BEGIN Material to process

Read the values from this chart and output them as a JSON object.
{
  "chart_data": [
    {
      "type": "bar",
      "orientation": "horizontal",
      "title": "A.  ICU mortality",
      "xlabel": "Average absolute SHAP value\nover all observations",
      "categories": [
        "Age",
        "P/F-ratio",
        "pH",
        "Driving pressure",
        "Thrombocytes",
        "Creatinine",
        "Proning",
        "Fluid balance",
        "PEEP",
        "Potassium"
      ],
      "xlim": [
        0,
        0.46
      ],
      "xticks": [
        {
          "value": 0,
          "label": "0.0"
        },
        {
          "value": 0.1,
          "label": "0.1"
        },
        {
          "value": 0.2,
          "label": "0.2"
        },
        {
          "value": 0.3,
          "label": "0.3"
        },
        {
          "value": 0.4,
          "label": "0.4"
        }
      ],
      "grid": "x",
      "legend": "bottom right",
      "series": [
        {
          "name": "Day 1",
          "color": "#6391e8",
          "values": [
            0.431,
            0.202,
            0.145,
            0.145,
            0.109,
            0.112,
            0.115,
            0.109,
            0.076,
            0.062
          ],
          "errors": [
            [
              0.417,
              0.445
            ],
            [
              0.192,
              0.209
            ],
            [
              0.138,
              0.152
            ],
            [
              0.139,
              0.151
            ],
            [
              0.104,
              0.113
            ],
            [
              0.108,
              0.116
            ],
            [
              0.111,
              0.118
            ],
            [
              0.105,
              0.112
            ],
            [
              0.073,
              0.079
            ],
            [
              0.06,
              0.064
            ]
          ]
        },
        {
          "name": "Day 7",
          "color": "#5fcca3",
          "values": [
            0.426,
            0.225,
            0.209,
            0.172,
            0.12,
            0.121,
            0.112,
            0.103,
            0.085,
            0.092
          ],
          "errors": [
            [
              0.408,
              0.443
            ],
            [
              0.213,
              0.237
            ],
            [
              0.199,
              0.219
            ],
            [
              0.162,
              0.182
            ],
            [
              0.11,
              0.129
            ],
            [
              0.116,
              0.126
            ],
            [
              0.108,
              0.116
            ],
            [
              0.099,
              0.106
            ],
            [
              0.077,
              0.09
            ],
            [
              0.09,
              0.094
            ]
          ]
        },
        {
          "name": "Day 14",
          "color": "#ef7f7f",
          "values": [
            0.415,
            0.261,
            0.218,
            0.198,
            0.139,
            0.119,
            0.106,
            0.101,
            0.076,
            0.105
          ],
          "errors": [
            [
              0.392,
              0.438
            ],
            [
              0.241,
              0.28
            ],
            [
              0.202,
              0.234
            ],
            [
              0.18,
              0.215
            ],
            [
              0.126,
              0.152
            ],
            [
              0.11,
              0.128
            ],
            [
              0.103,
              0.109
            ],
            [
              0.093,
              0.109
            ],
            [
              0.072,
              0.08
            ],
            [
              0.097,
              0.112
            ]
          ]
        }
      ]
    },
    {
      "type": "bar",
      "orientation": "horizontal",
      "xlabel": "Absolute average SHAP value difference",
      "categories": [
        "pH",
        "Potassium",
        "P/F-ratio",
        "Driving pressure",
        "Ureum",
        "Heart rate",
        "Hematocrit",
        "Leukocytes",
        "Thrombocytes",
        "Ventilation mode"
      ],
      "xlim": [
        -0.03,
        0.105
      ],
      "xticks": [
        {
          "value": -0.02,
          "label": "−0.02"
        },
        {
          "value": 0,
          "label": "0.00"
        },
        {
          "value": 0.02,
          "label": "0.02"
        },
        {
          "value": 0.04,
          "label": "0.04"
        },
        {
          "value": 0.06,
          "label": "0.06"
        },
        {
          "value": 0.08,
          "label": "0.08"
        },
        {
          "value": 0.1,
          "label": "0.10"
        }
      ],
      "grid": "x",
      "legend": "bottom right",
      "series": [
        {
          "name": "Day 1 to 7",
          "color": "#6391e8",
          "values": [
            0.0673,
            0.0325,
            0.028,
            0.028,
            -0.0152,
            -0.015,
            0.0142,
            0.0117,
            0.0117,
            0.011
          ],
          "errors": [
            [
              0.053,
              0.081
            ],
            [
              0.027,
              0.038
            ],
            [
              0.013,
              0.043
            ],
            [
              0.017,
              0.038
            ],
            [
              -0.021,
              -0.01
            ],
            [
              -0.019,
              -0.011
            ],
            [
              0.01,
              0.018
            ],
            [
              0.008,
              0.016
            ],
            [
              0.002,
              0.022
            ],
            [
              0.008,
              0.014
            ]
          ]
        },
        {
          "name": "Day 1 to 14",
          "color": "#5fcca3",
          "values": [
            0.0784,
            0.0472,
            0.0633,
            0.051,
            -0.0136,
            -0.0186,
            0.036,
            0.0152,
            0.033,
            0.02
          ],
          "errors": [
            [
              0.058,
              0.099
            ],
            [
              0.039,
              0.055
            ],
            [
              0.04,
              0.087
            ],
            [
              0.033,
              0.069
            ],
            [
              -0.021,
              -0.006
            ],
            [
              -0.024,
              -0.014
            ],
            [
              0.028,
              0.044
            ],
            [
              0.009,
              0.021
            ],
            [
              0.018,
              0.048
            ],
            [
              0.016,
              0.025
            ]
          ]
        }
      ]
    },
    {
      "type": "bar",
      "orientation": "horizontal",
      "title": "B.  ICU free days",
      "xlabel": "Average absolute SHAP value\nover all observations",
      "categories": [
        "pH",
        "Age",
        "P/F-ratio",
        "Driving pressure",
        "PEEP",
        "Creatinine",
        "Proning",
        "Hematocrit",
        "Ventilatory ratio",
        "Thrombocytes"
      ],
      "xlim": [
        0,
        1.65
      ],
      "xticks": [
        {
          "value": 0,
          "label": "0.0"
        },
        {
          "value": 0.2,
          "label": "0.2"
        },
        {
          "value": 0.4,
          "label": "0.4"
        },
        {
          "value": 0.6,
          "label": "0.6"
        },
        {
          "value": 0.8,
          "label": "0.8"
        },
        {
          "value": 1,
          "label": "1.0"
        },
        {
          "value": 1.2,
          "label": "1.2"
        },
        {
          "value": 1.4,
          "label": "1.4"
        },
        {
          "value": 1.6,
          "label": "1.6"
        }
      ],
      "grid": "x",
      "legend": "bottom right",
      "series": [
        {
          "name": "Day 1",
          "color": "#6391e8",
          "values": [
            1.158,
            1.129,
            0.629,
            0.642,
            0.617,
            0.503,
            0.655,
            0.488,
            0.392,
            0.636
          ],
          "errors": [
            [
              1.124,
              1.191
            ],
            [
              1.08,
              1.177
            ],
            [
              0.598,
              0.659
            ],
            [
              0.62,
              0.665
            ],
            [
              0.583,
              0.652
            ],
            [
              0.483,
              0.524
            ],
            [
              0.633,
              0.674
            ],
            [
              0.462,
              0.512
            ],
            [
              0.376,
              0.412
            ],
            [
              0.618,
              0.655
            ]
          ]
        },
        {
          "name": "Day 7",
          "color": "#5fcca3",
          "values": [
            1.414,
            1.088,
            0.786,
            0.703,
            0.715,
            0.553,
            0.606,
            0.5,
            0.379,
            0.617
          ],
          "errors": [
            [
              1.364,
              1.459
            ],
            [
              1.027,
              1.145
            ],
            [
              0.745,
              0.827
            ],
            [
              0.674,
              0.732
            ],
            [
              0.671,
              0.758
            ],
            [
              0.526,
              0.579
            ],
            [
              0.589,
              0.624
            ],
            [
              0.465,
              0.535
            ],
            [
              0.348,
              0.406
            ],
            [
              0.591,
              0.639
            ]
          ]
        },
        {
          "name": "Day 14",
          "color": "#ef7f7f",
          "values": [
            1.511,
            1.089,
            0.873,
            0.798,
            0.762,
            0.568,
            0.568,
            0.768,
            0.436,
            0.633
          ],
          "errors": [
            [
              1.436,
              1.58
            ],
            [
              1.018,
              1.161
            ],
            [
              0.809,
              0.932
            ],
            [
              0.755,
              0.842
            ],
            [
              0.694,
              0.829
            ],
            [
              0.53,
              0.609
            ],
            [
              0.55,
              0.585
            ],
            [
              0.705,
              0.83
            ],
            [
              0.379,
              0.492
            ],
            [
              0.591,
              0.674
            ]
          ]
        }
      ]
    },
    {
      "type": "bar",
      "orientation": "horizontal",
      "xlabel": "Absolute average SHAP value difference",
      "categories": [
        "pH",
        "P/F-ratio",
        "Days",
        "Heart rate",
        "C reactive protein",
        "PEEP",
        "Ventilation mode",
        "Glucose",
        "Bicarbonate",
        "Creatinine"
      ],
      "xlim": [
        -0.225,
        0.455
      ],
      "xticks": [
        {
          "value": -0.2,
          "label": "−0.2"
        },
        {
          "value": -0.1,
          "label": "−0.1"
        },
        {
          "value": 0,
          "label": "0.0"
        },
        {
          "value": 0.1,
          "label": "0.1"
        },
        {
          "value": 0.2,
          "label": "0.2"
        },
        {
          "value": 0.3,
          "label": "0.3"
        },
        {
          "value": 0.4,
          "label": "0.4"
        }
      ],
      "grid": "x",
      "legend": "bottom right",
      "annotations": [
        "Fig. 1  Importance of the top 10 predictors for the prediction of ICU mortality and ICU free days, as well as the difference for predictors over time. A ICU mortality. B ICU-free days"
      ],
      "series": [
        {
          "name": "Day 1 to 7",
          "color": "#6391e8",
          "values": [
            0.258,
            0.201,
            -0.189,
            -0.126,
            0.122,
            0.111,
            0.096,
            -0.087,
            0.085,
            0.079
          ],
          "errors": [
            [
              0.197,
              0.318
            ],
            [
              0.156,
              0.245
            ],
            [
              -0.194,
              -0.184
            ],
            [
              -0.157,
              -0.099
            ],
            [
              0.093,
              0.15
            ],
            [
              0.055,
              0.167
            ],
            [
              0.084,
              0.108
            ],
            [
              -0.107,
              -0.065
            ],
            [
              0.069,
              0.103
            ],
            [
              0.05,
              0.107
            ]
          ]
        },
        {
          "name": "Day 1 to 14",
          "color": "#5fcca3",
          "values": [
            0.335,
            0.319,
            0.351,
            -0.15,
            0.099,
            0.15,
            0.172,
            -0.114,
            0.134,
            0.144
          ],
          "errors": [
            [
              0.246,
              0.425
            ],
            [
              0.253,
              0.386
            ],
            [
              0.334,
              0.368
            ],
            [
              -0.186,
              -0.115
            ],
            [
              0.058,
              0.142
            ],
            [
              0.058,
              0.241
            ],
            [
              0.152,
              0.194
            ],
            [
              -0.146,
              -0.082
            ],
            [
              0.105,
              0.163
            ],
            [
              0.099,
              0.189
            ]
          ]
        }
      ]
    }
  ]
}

END Material to process

Copy out the lines of the data where the string "mortality" occurs.

      "title": "A.  ICU mortality",
        "Fig. 1  Importance of the top 10 predictors for the prediction of ICU mortality and ICU free days, as well as the difference for predictors over time. A ICU mortality. B ICU-free days"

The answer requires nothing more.